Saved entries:
╭──
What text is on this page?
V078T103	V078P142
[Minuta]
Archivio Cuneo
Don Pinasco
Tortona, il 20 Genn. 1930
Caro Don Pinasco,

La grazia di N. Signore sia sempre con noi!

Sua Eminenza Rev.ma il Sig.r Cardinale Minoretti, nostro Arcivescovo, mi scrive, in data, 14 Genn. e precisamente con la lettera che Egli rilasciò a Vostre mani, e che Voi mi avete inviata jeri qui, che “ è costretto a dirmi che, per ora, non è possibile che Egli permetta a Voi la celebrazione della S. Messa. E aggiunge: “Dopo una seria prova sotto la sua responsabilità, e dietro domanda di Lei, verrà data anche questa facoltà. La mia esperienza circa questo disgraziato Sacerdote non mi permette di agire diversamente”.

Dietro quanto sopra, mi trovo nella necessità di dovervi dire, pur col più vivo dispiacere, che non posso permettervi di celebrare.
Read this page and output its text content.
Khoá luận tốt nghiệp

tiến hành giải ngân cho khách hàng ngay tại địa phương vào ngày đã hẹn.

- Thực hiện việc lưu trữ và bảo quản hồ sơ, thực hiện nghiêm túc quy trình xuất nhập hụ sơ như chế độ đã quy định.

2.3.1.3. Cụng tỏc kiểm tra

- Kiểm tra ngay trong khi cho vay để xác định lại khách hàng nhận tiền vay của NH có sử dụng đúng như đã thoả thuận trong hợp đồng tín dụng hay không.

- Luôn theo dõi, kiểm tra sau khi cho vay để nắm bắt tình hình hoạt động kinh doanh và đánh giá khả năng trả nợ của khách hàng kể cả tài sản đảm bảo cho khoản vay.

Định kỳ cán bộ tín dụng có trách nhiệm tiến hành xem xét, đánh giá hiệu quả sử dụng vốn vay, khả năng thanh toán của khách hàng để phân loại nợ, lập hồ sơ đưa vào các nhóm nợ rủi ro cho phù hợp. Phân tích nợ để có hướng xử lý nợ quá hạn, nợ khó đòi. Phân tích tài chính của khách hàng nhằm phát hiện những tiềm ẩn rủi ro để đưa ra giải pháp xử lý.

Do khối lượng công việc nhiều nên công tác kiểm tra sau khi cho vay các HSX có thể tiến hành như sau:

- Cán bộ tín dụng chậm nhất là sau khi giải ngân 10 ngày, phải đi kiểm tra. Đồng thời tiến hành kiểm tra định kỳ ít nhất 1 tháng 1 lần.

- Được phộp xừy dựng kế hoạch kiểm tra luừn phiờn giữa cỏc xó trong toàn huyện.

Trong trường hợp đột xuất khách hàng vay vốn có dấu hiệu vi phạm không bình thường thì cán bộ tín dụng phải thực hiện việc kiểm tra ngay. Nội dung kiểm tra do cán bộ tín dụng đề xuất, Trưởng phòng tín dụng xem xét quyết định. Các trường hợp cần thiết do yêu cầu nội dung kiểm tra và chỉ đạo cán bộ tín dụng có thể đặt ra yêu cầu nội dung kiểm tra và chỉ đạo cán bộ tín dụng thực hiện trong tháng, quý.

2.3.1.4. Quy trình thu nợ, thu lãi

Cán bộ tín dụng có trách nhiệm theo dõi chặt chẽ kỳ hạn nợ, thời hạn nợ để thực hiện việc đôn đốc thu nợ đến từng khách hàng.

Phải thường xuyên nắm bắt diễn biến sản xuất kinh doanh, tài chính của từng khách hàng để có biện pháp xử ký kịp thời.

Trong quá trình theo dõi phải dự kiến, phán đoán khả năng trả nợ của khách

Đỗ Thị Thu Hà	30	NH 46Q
╰──
▶ [STATED EXERCISE]: Using the entries above, return each line in which the word "ngày" occurs.

▶ [WRITTEN SOLUTION]:
tiến hành giải ngân cho khách hàng ngay tại địa phương vào ngày đã hẹn.
- Cán bộ tín dụng chậm nhất là sau khi giải ngân 10 ngày, phải đi kiểm tra. Đồng thời tiến hành kiểm tra định kỳ ít nhất 1 tháng 1 lần.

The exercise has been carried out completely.